[Data records]
┌──

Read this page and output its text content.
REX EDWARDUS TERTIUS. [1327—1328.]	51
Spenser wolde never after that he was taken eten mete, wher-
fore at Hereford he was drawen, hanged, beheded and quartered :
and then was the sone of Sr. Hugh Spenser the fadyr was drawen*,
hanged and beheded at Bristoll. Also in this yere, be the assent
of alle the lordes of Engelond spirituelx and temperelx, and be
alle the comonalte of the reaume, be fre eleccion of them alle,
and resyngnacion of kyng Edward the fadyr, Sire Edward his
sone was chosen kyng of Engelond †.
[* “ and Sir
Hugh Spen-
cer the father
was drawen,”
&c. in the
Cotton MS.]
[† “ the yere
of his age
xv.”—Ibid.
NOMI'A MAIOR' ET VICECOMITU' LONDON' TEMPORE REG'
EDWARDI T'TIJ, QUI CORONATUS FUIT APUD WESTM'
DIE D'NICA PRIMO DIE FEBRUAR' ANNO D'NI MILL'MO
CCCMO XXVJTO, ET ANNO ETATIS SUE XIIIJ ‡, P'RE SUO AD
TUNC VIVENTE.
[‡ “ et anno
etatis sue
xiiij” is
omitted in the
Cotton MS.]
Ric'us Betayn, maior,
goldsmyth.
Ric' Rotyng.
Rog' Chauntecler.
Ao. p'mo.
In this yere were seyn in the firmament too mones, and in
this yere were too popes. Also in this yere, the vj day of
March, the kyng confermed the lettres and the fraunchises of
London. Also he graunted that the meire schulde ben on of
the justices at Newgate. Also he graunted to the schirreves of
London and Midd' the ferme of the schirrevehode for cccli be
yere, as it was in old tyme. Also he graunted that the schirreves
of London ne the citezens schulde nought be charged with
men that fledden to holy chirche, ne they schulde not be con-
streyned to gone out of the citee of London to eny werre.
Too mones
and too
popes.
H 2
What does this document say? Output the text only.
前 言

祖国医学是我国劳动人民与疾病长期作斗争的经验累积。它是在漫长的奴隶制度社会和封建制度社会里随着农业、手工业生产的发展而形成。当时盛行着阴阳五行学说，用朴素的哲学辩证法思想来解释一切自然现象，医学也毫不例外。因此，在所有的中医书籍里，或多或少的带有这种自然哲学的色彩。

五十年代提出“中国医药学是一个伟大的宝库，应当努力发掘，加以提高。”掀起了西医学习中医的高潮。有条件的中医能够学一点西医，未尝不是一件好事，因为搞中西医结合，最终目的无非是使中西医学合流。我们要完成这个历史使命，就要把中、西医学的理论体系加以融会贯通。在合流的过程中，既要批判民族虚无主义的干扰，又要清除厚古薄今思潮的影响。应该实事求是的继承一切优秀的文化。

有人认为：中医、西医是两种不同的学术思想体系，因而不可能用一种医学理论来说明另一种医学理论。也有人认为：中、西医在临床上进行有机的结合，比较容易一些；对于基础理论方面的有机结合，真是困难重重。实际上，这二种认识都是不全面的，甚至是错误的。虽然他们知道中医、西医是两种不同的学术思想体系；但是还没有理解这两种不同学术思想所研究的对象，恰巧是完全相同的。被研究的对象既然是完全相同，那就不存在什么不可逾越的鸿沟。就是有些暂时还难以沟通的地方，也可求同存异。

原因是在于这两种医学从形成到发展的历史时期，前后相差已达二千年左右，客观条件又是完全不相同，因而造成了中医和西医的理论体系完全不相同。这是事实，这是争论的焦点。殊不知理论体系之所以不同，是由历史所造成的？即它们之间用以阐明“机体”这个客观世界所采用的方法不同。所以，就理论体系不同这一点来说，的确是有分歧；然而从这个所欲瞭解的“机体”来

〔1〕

└──

## Problem details:
Select all lines in the listing that include the word "alle".

## Reply to the task:
of alle the lordes of Engelond spirituelx and temperelx, and be
alle the comonalte of the reaume, be fre eleccion of them alle,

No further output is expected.